* WRITTEN INSTRUCTION *
Edit the records below so that every "grid-line" becomes "gridline", leaving everything else the same. Omit the pictures from your answer.

[Listings of boxed layout items]
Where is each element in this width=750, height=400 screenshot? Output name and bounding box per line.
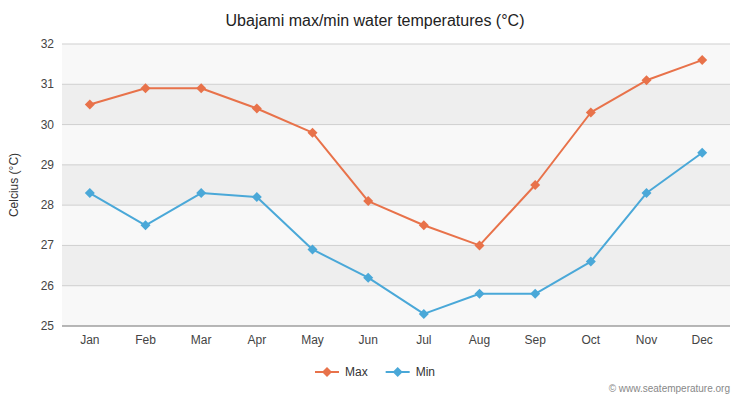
chart: Ubajami max/min water temperatures (°C) 2…: [0, 0, 750, 400]
grid-line: [62, 124, 730, 125]
x-tick-label: Nov: [636, 333, 657, 347]
grid-line: [62, 44, 730, 45]
point: [697, 55, 707, 65]
grid-line: [62, 285, 730, 286]
series-line: [90, 60, 702, 245]
x-tick-label: Sep: [524, 333, 546, 347]
title: Ubajami max/min water temperatures (°C): [226, 12, 525, 29]
point: [475, 240, 485, 250]
point: [85, 188, 95, 198]
grid-line: [62, 205, 730, 206]
point: [530, 289, 540, 299]
annotation: © www.seatemperature.org: [609, 383, 730, 394]
x-tick-label: Jan: [80, 333, 99, 347]
x-tick-label: Apr: [247, 333, 266, 347]
band: [62, 165, 730, 205]
point: [530, 180, 540, 190]
x-tick-label: Dec: [691, 333, 712, 347]
point: [586, 257, 596, 267]
y-axis-label: Celcius (°C): [7, 153, 21, 217]
y-tick-label: 32: [41, 37, 55, 51]
grid-line: [62, 84, 730, 85]
point: [419, 220, 429, 230]
point: [196, 83, 206, 93]
point: [141, 220, 151, 230]
band: [62, 245, 730, 285]
series-line: [90, 153, 702, 314]
legend-marker: [393, 367, 403, 377]
y-tick-label: 31: [41, 77, 55, 91]
grid-line: [62, 326, 730, 327]
x-tick-label: Jun: [358, 333, 377, 347]
chart-container: Ubajami max/min water temperatures (°C) 2…: [0, 0, 750, 400]
y-tick-label: 30: [41, 118, 55, 132]
y-tick-label: 29: [41, 158, 55, 172]
grid-line: [62, 245, 730, 246]
band: [62, 205, 730, 245]
x-tick-label: Jul: [416, 333, 431, 347]
x-tick-label: Feb: [135, 333, 156, 347]
point: [252, 192, 262, 202]
grid-line: [62, 164, 730, 165]
legend-label: Max: [345, 365, 368, 379]
x-tick-label: Oct: [581, 333, 600, 347]
plot-area: [85, 55, 707, 319]
background: [0, 0, 750, 400]
point: [642, 75, 652, 85]
y-tick-label: 26: [41, 279, 55, 293]
band: [62, 125, 730, 165]
band: [62, 44, 730, 84]
point: [141, 83, 151, 93]
x-tick-label: Mar: [191, 333, 212, 347]
point: [642, 188, 652, 198]
point: [419, 309, 429, 319]
band: [62, 286, 730, 326]
point: [697, 148, 707, 158]
y-tick-label: 27: [41, 238, 55, 252]
y-tick-label: 28: [41, 198, 55, 212]
x-axis-line: [62, 325, 730, 326]
point: [308, 244, 318, 254]
point: [308, 128, 318, 138]
legend: Max Min: [315, 365, 435, 379]
point: [196, 188, 206, 198]
legend-label: Min: [416, 365, 435, 379]
x-tick-label: May: [301, 333, 324, 347]
point: [252, 103, 262, 113]
y-tick-label: 25: [41, 319, 55, 333]
point: [475, 289, 485, 299]
legend-marker: [322, 367, 332, 377]
legend-item: Max: [315, 365, 368, 379]
point: [363, 273, 373, 283]
point: [85, 99, 95, 109]
x-tick-label: Aug: [469, 333, 490, 347]
point: [586, 107, 596, 117]
legend-item: Min: [386, 365, 435, 379]
point: [363, 196, 373, 206]
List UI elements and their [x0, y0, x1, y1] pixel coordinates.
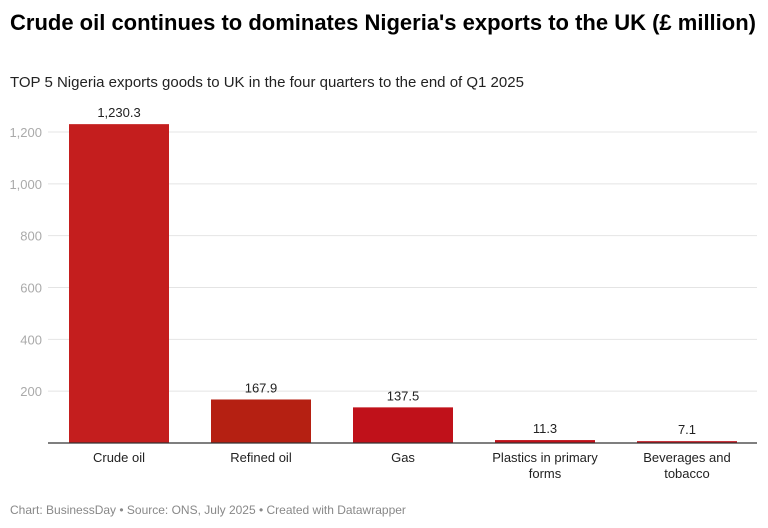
chart-footer: Chart: BusinessDay • Source: ONS, July 2… — [10, 503, 406, 517]
bar-2 — [353, 407, 453, 443]
bar-1 — [211, 399, 311, 443]
chart-subtitle: TOP 5 Nigeria exports goods to UK in the… — [10, 74, 524, 91]
x-category-label: Crude oil — [93, 450, 145, 465]
y-tick-label: 600 — [20, 281, 42, 296]
value-label: 137.5 — [387, 388, 420, 403]
bar-3 — [495, 440, 595, 443]
x-category-label: Gas — [391, 450, 415, 465]
x-category-label: Refined oil — [230, 450, 292, 465]
chart-title: Crude oil continues to dominates Nigeria… — [10, 10, 756, 35]
y-tick-label: 1,000 — [9, 177, 42, 192]
x-category-label: forms — [529, 466, 562, 481]
bar-0 — [69, 124, 169, 443]
value-label: 167.9 — [245, 380, 278, 395]
bar-4 — [637, 441, 737, 443]
x-category-label: tobacco — [664, 466, 710, 481]
y-tick-label: 1,200 — [9, 125, 42, 140]
value-label: 11.3 — [533, 421, 557, 436]
x-category-label: Plastics in primary — [492, 450, 598, 465]
value-label: 1,230.3 — [97, 105, 140, 120]
y-tick-label: 800 — [20, 229, 42, 244]
y-tick-label: 400 — [20, 332, 42, 347]
value-label: 7.1 — [678, 422, 696, 437]
x-category-label: Beverages and — [643, 450, 730, 465]
y-tick-label: 200 — [20, 384, 42, 399]
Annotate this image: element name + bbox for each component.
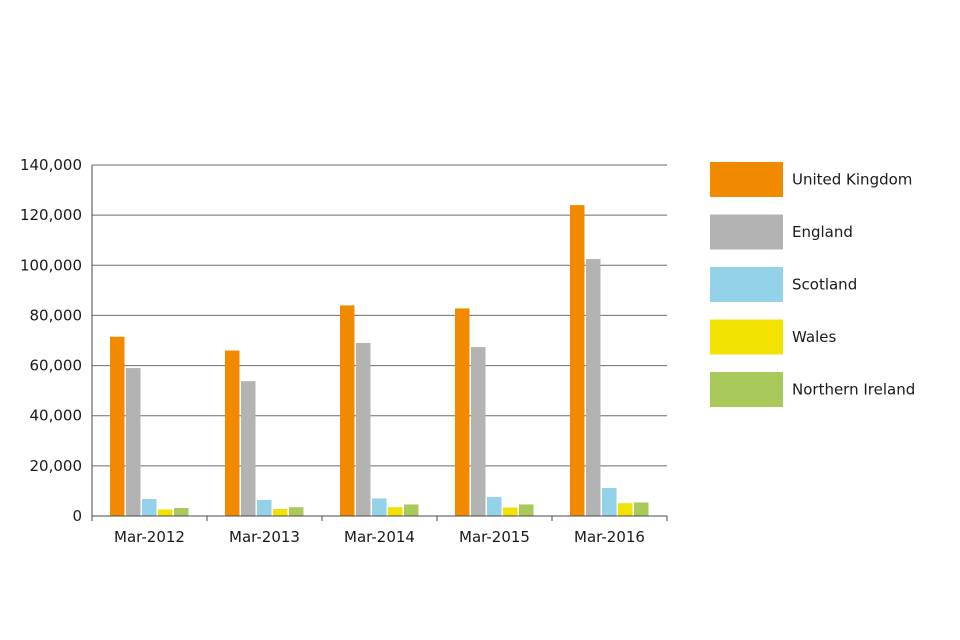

* SOLUTION FOR THIS EXERCISE *
Where is each element in this width=750, height=400 screenshot? Output name and bounding box per line.
chart: Ubajami max/min water temperatures (°C) 2…: [0, 0, 750, 400]
gridline: [62, 124, 730, 125]
x-tick-label: Nov: [636, 333, 657, 347]
gridline: [62, 44, 730, 45]
point: [697, 55, 707, 65]
gridline: [62, 285, 730, 286]
series-line: [90, 60, 702, 245]
x-tick-label: Sep: [524, 333, 546, 347]
title: Ubajami max/min water temperatures (°C): [226, 12, 525, 29]
point: [475, 240, 485, 250]
point: [85, 188, 95, 198]
gridline: [62, 205, 730, 206]
point: [530, 289, 540, 299]
annotation: © www.seatemperature.org: [609, 383, 730, 394]
x-tick-label: Jan: [80, 333, 99, 347]
x-tick-label: Apr: [247, 333, 266, 347]
band: [62, 165, 730, 205]
point: [530, 180, 540, 190]
x-tick-label: Dec: [691, 333, 712, 347]
point: [586, 257, 596, 267]
y-axis-label: Celcius (°C): [7, 153, 21, 217]
y-tick-label: 32: [41, 37, 55, 51]
gridline: [62, 84, 730, 85]
point: [419, 220, 429, 230]
point: [196, 83, 206, 93]
point: [141, 220, 151, 230]
band: [62, 245, 730, 285]
series-line: [90, 153, 702, 314]
legend-marker: [393, 367, 403, 377]
y-tick-label: 31: [41, 77, 55, 91]
gridline: [62, 326, 730, 327]
x-tick-label: Jun: [358, 333, 377, 347]
chart-container: Ubajami max/min water temperatures (°C) 2…: [0, 0, 750, 400]
y-tick-label: 30: [41, 118, 55, 132]
y-tick-label: 29: [41, 158, 55, 172]
gridline: [62, 245, 730, 246]
band: [62, 205, 730, 245]
x-tick-label: Jul: [416, 333, 431, 347]
x-tick-label: Feb: [135, 333, 156, 347]
point: [252, 192, 262, 202]
gridline: [62, 164, 730, 165]
legend-label: Max: [345, 365, 368, 379]
x-tick-label: Oct: [581, 333, 600, 347]
plot-area: [85, 55, 707, 319]
background: [0, 0, 750, 400]
point: [642, 75, 652, 85]
y-tick-label: 26: [41, 279, 55, 293]
band: [62, 125, 730, 165]
band: [62, 44, 730, 84]
point: [141, 83, 151, 93]
x-tick-label: Mar: [191, 333, 212, 347]
point: [642, 188, 652, 198]
point: [419, 309, 429, 319]
band: [62, 286, 730, 326]
point: [697, 148, 707, 158]
y-tick-label: 27: [41, 238, 55, 252]
y-tick-label: 28: [41, 198, 55, 212]
x-axis-line: [62, 325, 730, 326]
point: [308, 244, 318, 254]
point: [308, 128, 318, 138]
legend: Max Min: [315, 365, 435, 379]
point: [196, 188, 206, 198]
legend-label: Min: [416, 365, 435, 379]
x-tick-label: May: [301, 333, 324, 347]
point: [252, 103, 262, 113]
y-tick-label: 25: [41, 319, 55, 333]
point: [475, 289, 485, 299]
legend-marker: [322, 367, 332, 377]
legend-item: Max: [315, 365, 368, 379]
point: [363, 273, 373, 283]
point: [85, 99, 95, 109]
x-tick-label: Aug: [469, 333, 490, 347]
point: [586, 107, 596, 117]
legend-item: Min: [386, 365, 435, 379]
point: [363, 196, 373, 206]
List UI elements and their [x0, y0, x1, y1] pixel coordinates.
chart-footer: Chart: BusinessDay • Source: ONS, July 2… — [10, 503, 406, 517]
bar-2 — [353, 407, 453, 443]
bar-1 — [211, 399, 311, 443]
chart-subtitle: TOP 5 Nigeria exports goods to UK in the… — [10, 74, 524, 91]
x-category-label: Crude oil — [93, 450, 145, 465]
y-tick-label: 600 — [20, 281, 42, 296]
value-label: 137.5 — [387, 388, 420, 403]
bar-3 — [495, 440, 595, 443]
x-category-label: Gas — [391, 450, 415, 465]
x-category-label: Refined oil — [230, 450, 292, 465]
chart-title: Crude oil continues to dominates Nigeria… — [10, 10, 756, 35]
y-tick-label: 1,000 — [9, 177, 42, 192]
x-category-label: forms — [529, 466, 562, 481]
bar-0 — [69, 124, 169, 443]
value-label: 167.9 — [245, 380, 278, 395]
bar-4 — [637, 441, 737, 443]
x-category-label: tobacco — [664, 466, 710, 481]
y-tick-label: 1,200 — [9, 125, 42, 140]
value-label: 11.3 — [533, 421, 557, 436]
x-category-label: Plastics in primary — [492, 450, 598, 465]
value-label: 1,230.3 — [97, 105, 140, 120]
y-tick-label: 800 — [20, 229, 42, 244]
y-tick-label: 400 — [20, 332, 42, 347]
value-label: 7.1 — [678, 422, 696, 437]
x-category-label: Beverages and — [643, 450, 730, 465]
y-tick-label: 200 — [20, 384, 42, 399]
Annotate this image: element name + bbox for each component.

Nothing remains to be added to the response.